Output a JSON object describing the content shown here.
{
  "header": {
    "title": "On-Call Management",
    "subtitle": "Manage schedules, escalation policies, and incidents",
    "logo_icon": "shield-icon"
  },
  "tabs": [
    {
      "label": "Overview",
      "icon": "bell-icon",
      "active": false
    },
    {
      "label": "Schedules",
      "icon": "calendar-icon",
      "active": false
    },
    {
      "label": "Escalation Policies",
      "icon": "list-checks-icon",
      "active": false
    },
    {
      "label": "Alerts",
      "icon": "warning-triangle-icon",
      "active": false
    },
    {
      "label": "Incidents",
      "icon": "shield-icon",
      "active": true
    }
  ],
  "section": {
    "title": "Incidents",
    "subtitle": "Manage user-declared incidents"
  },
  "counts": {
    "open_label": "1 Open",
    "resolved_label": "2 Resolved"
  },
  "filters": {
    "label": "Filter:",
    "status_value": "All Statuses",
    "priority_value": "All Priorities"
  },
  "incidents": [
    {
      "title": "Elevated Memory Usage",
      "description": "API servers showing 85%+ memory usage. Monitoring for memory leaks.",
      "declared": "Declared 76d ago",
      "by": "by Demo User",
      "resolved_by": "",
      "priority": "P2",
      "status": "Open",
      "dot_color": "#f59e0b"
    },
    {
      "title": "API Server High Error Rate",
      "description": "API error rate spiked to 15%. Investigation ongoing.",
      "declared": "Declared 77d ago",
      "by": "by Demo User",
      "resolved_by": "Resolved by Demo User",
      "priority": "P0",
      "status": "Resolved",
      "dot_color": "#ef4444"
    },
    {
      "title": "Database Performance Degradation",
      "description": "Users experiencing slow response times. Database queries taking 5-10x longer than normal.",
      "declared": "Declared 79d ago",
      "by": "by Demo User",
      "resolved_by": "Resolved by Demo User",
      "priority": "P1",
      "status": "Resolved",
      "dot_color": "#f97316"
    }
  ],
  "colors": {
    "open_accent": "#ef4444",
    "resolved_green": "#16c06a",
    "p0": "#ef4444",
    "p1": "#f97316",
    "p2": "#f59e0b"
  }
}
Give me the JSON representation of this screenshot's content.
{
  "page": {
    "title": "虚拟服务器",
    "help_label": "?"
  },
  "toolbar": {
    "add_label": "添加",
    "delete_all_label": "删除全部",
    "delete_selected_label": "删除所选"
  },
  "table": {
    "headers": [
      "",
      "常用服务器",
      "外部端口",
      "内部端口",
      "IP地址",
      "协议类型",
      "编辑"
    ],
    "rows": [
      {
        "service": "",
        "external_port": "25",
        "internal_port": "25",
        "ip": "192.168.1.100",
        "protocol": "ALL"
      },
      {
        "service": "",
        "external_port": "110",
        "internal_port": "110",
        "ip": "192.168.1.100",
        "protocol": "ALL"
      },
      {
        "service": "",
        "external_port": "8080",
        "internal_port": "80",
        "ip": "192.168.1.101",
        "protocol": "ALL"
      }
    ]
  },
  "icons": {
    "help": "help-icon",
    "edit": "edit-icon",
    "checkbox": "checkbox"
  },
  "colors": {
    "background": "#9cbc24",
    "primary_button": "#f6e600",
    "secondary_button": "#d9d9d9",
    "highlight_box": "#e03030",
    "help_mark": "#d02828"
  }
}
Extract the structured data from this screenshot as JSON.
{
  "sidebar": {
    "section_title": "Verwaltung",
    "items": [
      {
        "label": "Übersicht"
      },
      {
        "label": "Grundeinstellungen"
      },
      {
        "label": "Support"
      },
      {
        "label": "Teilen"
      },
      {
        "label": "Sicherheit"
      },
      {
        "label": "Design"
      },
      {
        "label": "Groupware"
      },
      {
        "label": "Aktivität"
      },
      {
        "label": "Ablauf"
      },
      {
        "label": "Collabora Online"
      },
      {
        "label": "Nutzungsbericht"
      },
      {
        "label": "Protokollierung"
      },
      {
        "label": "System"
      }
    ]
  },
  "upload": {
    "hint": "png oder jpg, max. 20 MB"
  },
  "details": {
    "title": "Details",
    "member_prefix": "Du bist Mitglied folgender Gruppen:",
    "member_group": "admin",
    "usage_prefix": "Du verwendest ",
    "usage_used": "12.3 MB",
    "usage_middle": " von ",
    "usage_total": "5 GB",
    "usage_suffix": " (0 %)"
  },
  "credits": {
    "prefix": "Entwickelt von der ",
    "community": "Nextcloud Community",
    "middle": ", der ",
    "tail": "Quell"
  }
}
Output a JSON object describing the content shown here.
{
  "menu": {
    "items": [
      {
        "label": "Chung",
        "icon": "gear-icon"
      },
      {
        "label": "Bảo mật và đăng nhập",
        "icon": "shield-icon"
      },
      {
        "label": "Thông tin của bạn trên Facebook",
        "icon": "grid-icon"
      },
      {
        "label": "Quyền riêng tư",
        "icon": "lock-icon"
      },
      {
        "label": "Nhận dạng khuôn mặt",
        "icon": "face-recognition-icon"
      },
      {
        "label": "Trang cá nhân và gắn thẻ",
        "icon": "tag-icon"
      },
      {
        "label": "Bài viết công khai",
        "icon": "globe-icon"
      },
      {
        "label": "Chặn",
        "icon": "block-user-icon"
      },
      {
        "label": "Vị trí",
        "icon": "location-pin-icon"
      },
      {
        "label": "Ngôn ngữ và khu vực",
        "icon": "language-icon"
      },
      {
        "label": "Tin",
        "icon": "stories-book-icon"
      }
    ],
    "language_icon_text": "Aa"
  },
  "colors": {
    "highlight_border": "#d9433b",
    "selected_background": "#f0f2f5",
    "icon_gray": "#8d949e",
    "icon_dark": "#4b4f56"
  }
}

* **GIVEN REQUEST**:
Write out the whole listing exactly.

* **CORRECT RESULT**:
Output a JSON object describing the content shown here.
{
  "header": {
    "title": "On-Call Management",
    "subtitle": "Manage schedules, escalation policies, and incidents",
    "logo_icon": "shield-icon"
  },
  "tabs": [
    {
      "label": "Overview",
      "icon": "bell-icon",
      "active": false
    },
    {
      "label": "Schedules",
      "icon": "calendar-icon",
      "active": false
    },
    {
      "label": "Escalation Policies",
      "icon": "list-checks-icon",
      "active": false
    },
    {
      "label": "Alerts",
      "icon": "warning-triangle-icon",
      "active": false
    },
    {
      "label": "Incidents",
      "icon": "shield-icon",
      "active": true
    }
  ],
  "section": {
    "title": "Incidents",
    "subtitle": "Manage user-declared incidents"
  },
  "counts": {
    "open_label": "1 Open",
    "resolved_label": "2 Resolved"
  },
  "filters": {
    "label": "Filter:",
    "status_value": "All Statuses",
    "priority_value": "All Priorities"
  },
  "incidents": [
    {
      "title": "Elevated Memory Usage",
      "description": "API servers showing 85%+ memory usage. Monitoring for memory leaks.",
      "declared": "Declared 76d ago",
      "by": "by Demo User",
      "resolved_by": "",
      "priority": "P2",
      "status": "Open",
      "dot_color": "#f59e0b"
    },
    {
      "title": "API Server High Error Rate",
      "description": "API error rate spiked to 15%. Investigation ongoing.",
      "declared": "Declared 77d ago",
      "by": "by Demo User",
      "resolved_by": "Resolved by Demo User",
      "priority": "P0",
      "status": "Resolved",
      "dot_color": "#ef4444"
    },
    {
      "title": "Database Performance Degradation",
      "description": "Users experiencing slow response times. Database queries taking 5-10x longer than normal.",
      "declared": "Declared 79d ago",
      "by": "by Demo User",
      "resolved_by": "Resolved by Demo User",
      "priority": "P1",
      "status": "Resolved",
      "dot_color": "#f97316"
    }
  ],
  "colors": {
    "open_accent": "#ef4444",
    "resolved_green": "#16c06a",
    "p0": "#ef4444",
    "p1": "#f97316",
    "p2": "#f59e0b"
  }
}
Give me the JSON representation of this screenshot's content.
{
  "page": {
    "title": "虚拟服务器",
    "help_label": "?"
  },
  "toolbar": {
    "add_label": "添加",
    "delete_all_label": "删除全部",
    "delete_selected_label": "删除所选"
  },
  "table": {
    "headers": [
      "",
      "常用服务器",
      "外部端口",
      "内部端口",
      "IP地址",
      "协议类型",
      "编辑"
    ],
    "rows": [
      {
        "service": "",
        "external_port": "25",
        "internal_port": "25",
        "ip": "192.168.1.100",
        "protocol": "ALL"
      },
      {
        "service": "",
        "external_port": "110",
        "internal_port": "110",
        "ip": "192.168.1.100",
        "protocol": "ALL"
      },
      {
        "service": "",
        "external_port": "8080",
        "internal_port": "80",
        "ip": "192.168.1.101",
        "protocol": "ALL"
      }
    ]
  },
  "icons": {
    "help": "help-icon",
    "edit": "edit-icon",
    "checkbox": "checkbox"
  },
  "colors": {
    "background": "#9cbc24",
    "primary_button": "#f6e600",
    "secondary_button": "#d9d9d9",
    "highlight_box": "#e03030",
    "help_mark": "#d02828"
  }
}
Extract the structured data from this screenshot as JSON.
{
  "sidebar": {
    "section_title": "Verwaltung",
    "items": [
      {
        "label": "Übersicht"
      },
      {
        "label": "Grundeinstellungen"
      },
      {
        "label": "Support"
      },
      {
        "label": "Teilen"
      },
      {
        "label": "Sicherheit"
      },
      {
        "label": "Design"
      },
      {
        "label": "Groupware"
      },
      {
        "label": "Aktivität"
      },
      {
        "label": "Ablauf"
      },
      {
        "label": "Collabora Online"
      },
      {
        "label": "Nutzungsbericht"
      },
      {
        "label": "Protokollierung"
      },
      {
        "label": "System"
      }
    ]
  },
  "upload": {
    "hint": "png oder jpg, max. 20 MB"
  },
  "details": {
    "title": "Details",
    "member_prefix": "Du bist Mitglied folgender Gruppen:",
    "member_group": "admin",
    "usage_prefix": "Du verwendest ",
    "usage_used": "12.3 MB",
    "usage_middle": " von ",
    "usage_total": "5 GB",
    "usage_suffix": " (0 %)"
  },
  "credits": {
    "prefix": "Entwickelt von der ",
    "community": "Nextcloud Community",
    "middle": ", der ",
    "tail": "Quell"
  }
}
Output a JSON object describing the content shown here.
{
  "menu": {
    "items": [
      {
        "label": "Chung",
        "icon": "gear-icon"
      },
      {
        "label": "Bảo mật và đăng nhập",
        "icon": "shield-icon"
      },
      {
        "label": "Thông tin của bạn trên Facebook",
        "icon": "grid-icon"
      },
      {
        "label": "Quyền riêng tư",
        "icon": "lock-icon"
      },
      {
        "label": "Nhận dạng khuôn mặt",
        "icon": "face-recognition-icon"
      },
      {
        "label": "Trang cá nhân và gắn thẻ",
        "icon": "tag-icon"
      },
      {
        "label": "Bài viết công khai",
        "icon": "globe-icon"
      },
      {
        "label": "Chặn",
        "icon": "block-user-icon"
      },
      {
        "label": "Vị trí",
        "icon": "location-pin-icon"
      },
      {
        "label": "Ngôn ngữ và khu vực",
        "icon": "language-icon"
      },
      {
        "label": "Tin",
        "icon": "stories-book-icon"
      }
    ],
    "language_icon_text": "Aa"
  },
  "colors": {
    "highlight_border": "#d9433b",
    "selected_background": "#f0f2f5",
    "icon_gray": "#8d949e",
    "icon_dark": "#4b4f56"
  }
}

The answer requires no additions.